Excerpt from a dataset
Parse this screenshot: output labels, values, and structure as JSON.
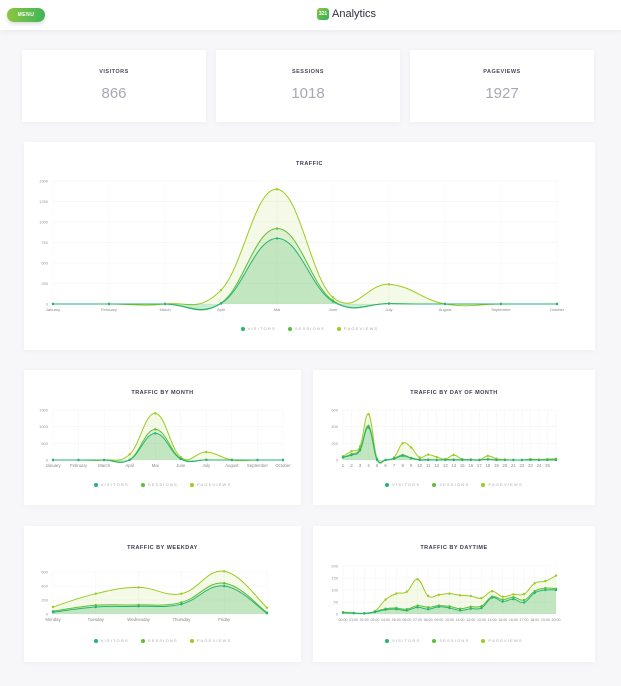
{
  "header": {
    "menu_label": "MENU",
    "logo_text": "321",
    "title": "Analytics"
  },
  "stats": [
    {
      "label": "VISITORS",
      "value": "866"
    },
    {
      "label": "SESSIONS",
      "value": "1018"
    },
    {
      "label": "PAGEVIEWS",
      "value": "1927"
    }
  ],
  "colors": {
    "visitors": "#22b573",
    "sessions": "#5cbf3a",
    "pageviews": "#9bcc1f"
  },
  "legend": [
    "VISITORS",
    "SESSIONS",
    "PAGEVIEWS"
  ],
  "chart_data": [
    {
      "id": "traffic",
      "type": "area",
      "title": "TRAFFIC",
      "ylim": [
        0,
        1500
      ],
      "yticks": [
        0,
        250,
        500,
        750,
        1000,
        1250,
        1500
      ],
      "categories": [
        "January",
        "February",
        "March",
        "April",
        "Mai",
        "June",
        "July",
        "August",
        "September",
        "October"
      ],
      "series": [
        {
          "name": "VISITORS",
          "values": [
            0,
            0,
            0,
            5,
            800,
            30,
            5,
            0,
            0,
            0
          ]
        },
        {
          "name": "SESSIONS",
          "values": [
            0,
            0,
            0,
            10,
            920,
            40,
            5,
            0,
            0,
            0
          ]
        },
        {
          "name": "PAGEVIEWS",
          "values": [
            0,
            0,
            0,
            170,
            1400,
            80,
            240,
            0,
            0,
            0
          ]
        }
      ]
    },
    {
      "id": "month",
      "type": "area",
      "title": "TRAFFIC BY MONTH",
      "ylim": [
        0,
        1500
      ],
      "yticks": [
        0,
        500,
        1000,
        1500
      ],
      "categories": [
        "January",
        "February",
        "March",
        "April",
        "Mai",
        "June",
        "July",
        "August",
        "September",
        "October"
      ],
      "series": [
        {
          "name": "VISITORS",
          "values": [
            0,
            0,
            0,
            5,
            800,
            30,
            5,
            0,
            0,
            0
          ]
        },
        {
          "name": "SESSIONS",
          "values": [
            0,
            0,
            0,
            10,
            920,
            40,
            5,
            0,
            0,
            0
          ]
        },
        {
          "name": "PAGEVIEWS",
          "values": [
            0,
            0,
            0,
            170,
            1400,
            80,
            240,
            0,
            0,
            0
          ]
        }
      ]
    },
    {
      "id": "day",
      "type": "area",
      "title": "TRAFFIC BY DAY OF MONTH",
      "ylim": [
        0,
        600
      ],
      "yticks": [
        0,
        200,
        400,
        600
      ],
      "categories": [
        "1",
        "2",
        "3",
        "4",
        "5",
        "6",
        "7",
        "8",
        "9",
        "10",
        "11",
        "12",
        "13",
        "14",
        "15",
        "16",
        "17",
        "18",
        "19",
        "20",
        "21",
        "22",
        "23",
        "24",
        "25",
        ""
      ],
      "series": [
        {
          "name": "VISITORS",
          "values": [
            30,
            60,
            115,
            390,
            0,
            0,
            15,
            50,
            20,
            0,
            0,
            0,
            0,
            0,
            0,
            0,
            0,
            5,
            0,
            0,
            0,
            0,
            0,
            0,
            0,
            0
          ]
        },
        {
          "name": "SESSIONS",
          "values": [
            35,
            70,
            130,
            410,
            5,
            0,
            20,
            60,
            25,
            5,
            5,
            0,
            5,
            5,
            5,
            5,
            0,
            10,
            0,
            0,
            0,
            0,
            5,
            0,
            5,
            5
          ]
        },
        {
          "name": "PAGEVIEWS",
          "values": [
            45,
            105,
            165,
            550,
            15,
            0,
            30,
            200,
            150,
            30,
            65,
            35,
            10,
            60,
            10,
            5,
            0,
            50,
            15,
            5,
            0,
            0,
            10,
            5,
            10,
            15
          ]
        }
      ]
    },
    {
      "id": "weekday",
      "type": "area",
      "title": "TRAFFIC BY WEEKDAY",
      "ylim": [
        0,
        600
      ],
      "yticks": [
        0,
        200,
        400,
        600
      ],
      "categories": [
        "Monday",
        "Tuesday",
        "Wednesday",
        "Thursday",
        "Friday",
        ""
      ],
      "series": [
        {
          "name": "VISITORS",
          "values": [
            25,
            100,
            110,
            140,
            400,
            10
          ]
        },
        {
          "name": "SESSIONS",
          "values": [
            40,
            125,
            130,
            165,
            440,
            20
          ]
        },
        {
          "name": "PAGEVIEWS",
          "values": [
            100,
            290,
            380,
            290,
            610,
            90
          ]
        }
      ]
    },
    {
      "id": "daytime",
      "type": "area",
      "title": "TRAFFIC BY DAYTIME",
      "ylim": [
        0,
        200
      ],
      "yticks": [
        0,
        50,
        100,
        150,
        200
      ],
      "categories": [
        "00:00",
        "01:00",
        "02:00",
        "03:00",
        "04:00",
        "05:00",
        "06:00",
        "07:00",
        "08:00",
        "09:00",
        "10:00",
        "11:00",
        "12:00",
        "13:00",
        "14:00",
        "15:00",
        "16:00",
        "17:00",
        "18:00",
        "19:00",
        "20:00"
      ],
      "series": [
        {
          "name": "VISITORS",
          "values": [
            5,
            3,
            2,
            8,
            18,
            20,
            15,
            28,
            20,
            30,
            25,
            15,
            22,
            25,
            68,
            52,
            62,
            48,
            88,
            100,
            100
          ]
        },
        {
          "name": "SESSIONS",
          "values": [
            6,
            4,
            3,
            10,
            22,
            25,
            20,
            35,
            28,
            35,
            32,
            22,
            30,
            33,
            72,
            60,
            70,
            58,
            95,
            108,
            105
          ]
        },
        {
          "name": "PAGEVIEWS",
          "values": [
            8,
            5,
            3,
            12,
            60,
            85,
            93,
            145,
            75,
            80,
            85,
            78,
            75,
            66,
            95,
            72,
            82,
            83,
            128,
            137,
            160
          ]
        }
      ]
    }
  ]
}
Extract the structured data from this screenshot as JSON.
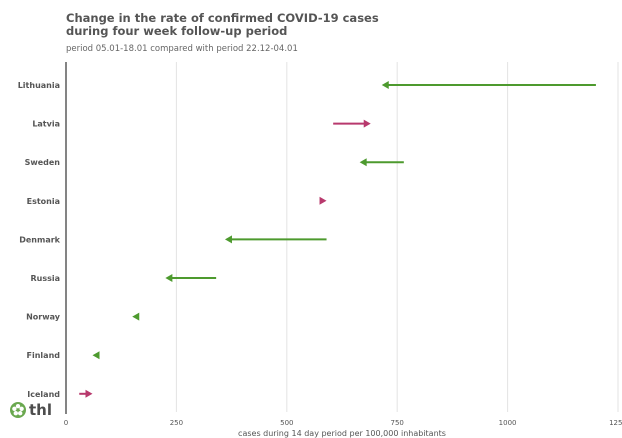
{
  "title_line1": "Change in the rate of confirmed COVID-19 cases",
  "title_line2": "during four week follow-up period",
  "subtitle": "period 05.01-18.01 compared with period 22.12-04.01",
  "logo_text": "thl",
  "colors": {
    "decrease": "#4d9a2e",
    "increase": "#b8396d",
    "axis": "#333333",
    "grid": "#e3e3e3",
    "text": "#555555"
  },
  "chart_data": {
    "type": "arrow",
    "xlabel": "cases during 14 day period per 100,000 inhabitants",
    "xlim": [
      0,
      1250
    ],
    "xticks": [
      0,
      250,
      500,
      750,
      1000,
      1250
    ],
    "xtick_labels": [
      "0",
      "250",
      "500",
      "750",
      "1000",
      "1250"
    ],
    "grid": true,
    "series": [
      {
        "country": "Lithuania",
        "from": 1200,
        "to": 715
      },
      {
        "country": "Latvia",
        "from": 605,
        "to": 690
      },
      {
        "country": "Sweden",
        "from": 765,
        "to": 665
      },
      {
        "country": "Estonia",
        "from": 580,
        "to": 590
      },
      {
        "country": "Denmark",
        "from": 590,
        "to": 360
      },
      {
        "country": "Russia",
        "from": 340,
        "to": 225
      },
      {
        "country": "Norway",
        "from": 160,
        "to": 150
      },
      {
        "country": "Finland",
        "from": 70,
        "to": 60
      },
      {
        "country": "Iceland",
        "from": 30,
        "to": 60
      }
    ]
  }
}
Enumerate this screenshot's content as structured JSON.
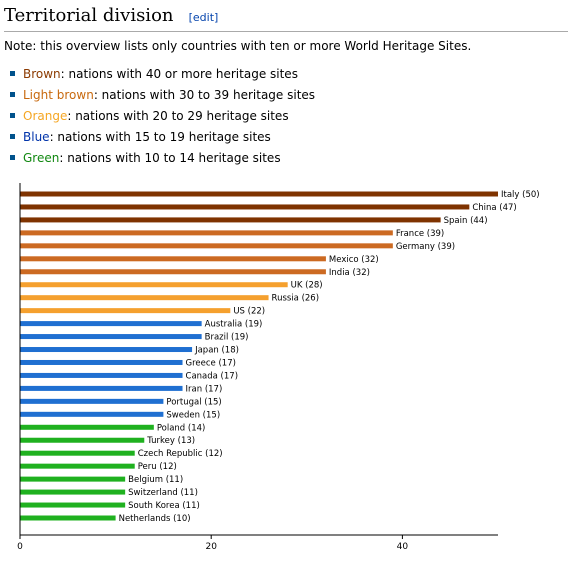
{
  "section": {
    "title": "Territorial division",
    "edit_label": "edit",
    "edit_open": "[",
    "edit_close": "]"
  },
  "note": "Note: this overview lists only countries with ten or more World Heritage Sites.",
  "legend": [
    {
      "term": "Brown",
      "rest": ": nations with 40 or more heritage sites",
      "color": "#8b3a00"
    },
    {
      "term": "Light brown",
      "rest": ": nations with 30 to 39 heritage sites",
      "color": "#c8690e"
    },
    {
      "term": "Orange",
      "rest": ": nations with 20 to 29 heritage sites",
      "color": "#f5a623"
    },
    {
      "term": "Blue",
      "rest": ": nations with 15 to 19 heritage sites",
      "color": "#0033aa"
    },
    {
      "term": "Green",
      "rest": ": nations with 10 to 14 heritage sites",
      "color": "#118811"
    }
  ],
  "chart_data": {
    "type": "bar",
    "orientation": "horizontal",
    "xlim": [
      0,
      50
    ],
    "xticks": [
      "0",
      "20",
      "40"
    ],
    "grid": false,
    "colors": {
      "brown": "#7f3300",
      "light_brown": "#cc6a22",
      "orange": "#f5a02e",
      "blue": "#1f6fd1",
      "green": "#1fb11f"
    },
    "bars": [
      {
        "label": "Italy (50)",
        "value": 50,
        "group": "brown"
      },
      {
        "label": "China (47)",
        "value": 47,
        "group": "brown"
      },
      {
        "label": "Spain (44)",
        "value": 44,
        "group": "brown"
      },
      {
        "label": "France (39)",
        "value": 39,
        "group": "light_brown"
      },
      {
        "label": "Germany (39)",
        "value": 39,
        "group": "light_brown"
      },
      {
        "label": "Mexico (32)",
        "value": 32,
        "group": "light_brown"
      },
      {
        "label": "India (32)",
        "value": 32,
        "group": "light_brown"
      },
      {
        "label": "UK (28)",
        "value": 28,
        "group": "orange"
      },
      {
        "label": "Russia (26)",
        "value": 26,
        "group": "orange"
      },
      {
        "label": "US (22)",
        "value": 22,
        "group": "orange"
      },
      {
        "label": "Australia (19)",
        "value": 19,
        "group": "blue"
      },
      {
        "label": "Brazil (19)",
        "value": 19,
        "group": "blue"
      },
      {
        "label": "Japan (18)",
        "value": 18,
        "group": "blue"
      },
      {
        "label": "Greece (17)",
        "value": 17,
        "group": "blue"
      },
      {
        "label": "Canada (17)",
        "value": 17,
        "group": "blue"
      },
      {
        "label": "Iran (17)",
        "value": 17,
        "group": "blue"
      },
      {
        "label": "Portugal (15)",
        "value": 15,
        "group": "blue"
      },
      {
        "label": "Sweden (15)",
        "value": 15,
        "group": "blue"
      },
      {
        "label": "Poland (14)",
        "value": 14,
        "group": "green"
      },
      {
        "label": "Turkey (13)",
        "value": 13,
        "group": "green"
      },
      {
        "label": "Czech Republic (12)",
        "value": 12,
        "group": "green"
      },
      {
        "label": "Peru (12)",
        "value": 12,
        "group": "green"
      },
      {
        "label": "Belgium (11)",
        "value": 11,
        "group": "green"
      },
      {
        "label": "Switzerland (11)",
        "value": 11,
        "group": "green"
      },
      {
        "label": "South Korea (11)",
        "value": 11,
        "group": "green"
      },
      {
        "label": "Netherlands (10)",
        "value": 10,
        "group": "green"
      }
    ]
  }
}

PROBLEM TO SOLVE =
Select all lines in the listing that include the word "with".

TASK RESULT =
  "subtitle": "period 05.01-18.01 compared with period 22.12-04.01",
  "note": "Note: this overview lists only countries with ten or more World Heritage Sites.",
      "rest": ": nations with 40 or more heritage sites",
      "rest": ": nations with 30 to 39 heritage sites",
      "rest": ": nations with 20 to 29 heritage sites",
      "rest": ": nations with 15 to 19 heritage sites",
      "rest": ": nations with 10 to 14 heritage sites",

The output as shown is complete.